─── Extracted entries

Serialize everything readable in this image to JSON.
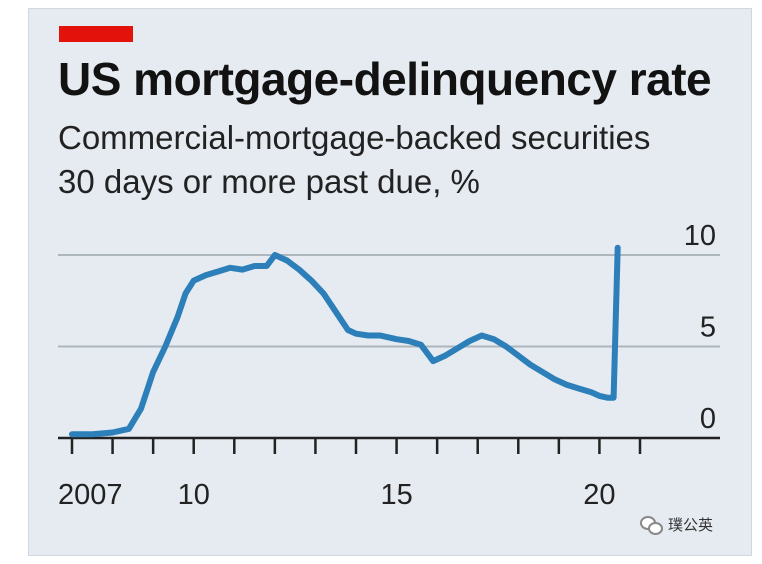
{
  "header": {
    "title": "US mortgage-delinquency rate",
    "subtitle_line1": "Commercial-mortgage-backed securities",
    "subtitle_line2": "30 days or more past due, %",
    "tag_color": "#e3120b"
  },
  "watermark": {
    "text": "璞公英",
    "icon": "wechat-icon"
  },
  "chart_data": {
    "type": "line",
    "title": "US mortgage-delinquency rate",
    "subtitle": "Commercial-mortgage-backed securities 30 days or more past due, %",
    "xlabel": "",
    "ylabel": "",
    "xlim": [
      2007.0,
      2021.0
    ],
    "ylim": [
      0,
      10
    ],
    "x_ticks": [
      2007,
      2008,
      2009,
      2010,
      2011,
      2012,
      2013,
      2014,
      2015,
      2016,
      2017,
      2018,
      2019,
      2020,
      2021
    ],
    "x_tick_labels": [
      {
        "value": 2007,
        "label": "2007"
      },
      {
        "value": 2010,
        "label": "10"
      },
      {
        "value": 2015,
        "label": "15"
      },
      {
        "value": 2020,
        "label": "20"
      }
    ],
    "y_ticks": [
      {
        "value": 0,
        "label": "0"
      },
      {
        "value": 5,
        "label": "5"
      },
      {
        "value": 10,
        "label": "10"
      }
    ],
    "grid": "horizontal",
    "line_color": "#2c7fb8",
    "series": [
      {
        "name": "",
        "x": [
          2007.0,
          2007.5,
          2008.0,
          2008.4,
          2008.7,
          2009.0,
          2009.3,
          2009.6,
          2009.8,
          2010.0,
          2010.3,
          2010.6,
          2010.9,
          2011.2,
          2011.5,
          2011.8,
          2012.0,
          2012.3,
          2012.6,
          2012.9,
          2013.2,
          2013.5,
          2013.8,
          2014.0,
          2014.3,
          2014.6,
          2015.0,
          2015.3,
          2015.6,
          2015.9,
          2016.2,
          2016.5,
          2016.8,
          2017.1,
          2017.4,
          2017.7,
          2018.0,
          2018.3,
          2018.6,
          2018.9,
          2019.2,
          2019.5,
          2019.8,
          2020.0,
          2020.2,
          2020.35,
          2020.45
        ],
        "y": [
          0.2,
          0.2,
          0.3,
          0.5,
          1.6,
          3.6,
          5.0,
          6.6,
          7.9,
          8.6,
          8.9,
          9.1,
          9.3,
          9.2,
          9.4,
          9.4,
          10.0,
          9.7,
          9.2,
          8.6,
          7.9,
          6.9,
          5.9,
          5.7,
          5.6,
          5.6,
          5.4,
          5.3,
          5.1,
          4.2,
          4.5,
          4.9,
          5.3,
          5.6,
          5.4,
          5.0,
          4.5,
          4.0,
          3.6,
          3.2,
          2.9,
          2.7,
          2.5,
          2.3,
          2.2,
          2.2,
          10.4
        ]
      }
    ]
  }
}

──────
─── Extracted entries

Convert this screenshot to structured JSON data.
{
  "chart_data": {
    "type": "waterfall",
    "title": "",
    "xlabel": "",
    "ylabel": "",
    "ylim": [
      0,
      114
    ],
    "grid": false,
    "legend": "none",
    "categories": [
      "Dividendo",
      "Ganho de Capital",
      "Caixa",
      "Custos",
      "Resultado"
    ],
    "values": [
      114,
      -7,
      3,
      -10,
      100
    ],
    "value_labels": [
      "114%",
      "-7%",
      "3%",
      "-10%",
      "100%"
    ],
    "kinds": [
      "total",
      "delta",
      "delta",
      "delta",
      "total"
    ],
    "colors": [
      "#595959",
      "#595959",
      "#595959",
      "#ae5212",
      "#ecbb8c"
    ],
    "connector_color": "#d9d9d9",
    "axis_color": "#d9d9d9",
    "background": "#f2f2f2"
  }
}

──────

Output a single number: how many lines contain the word "Commercial".

2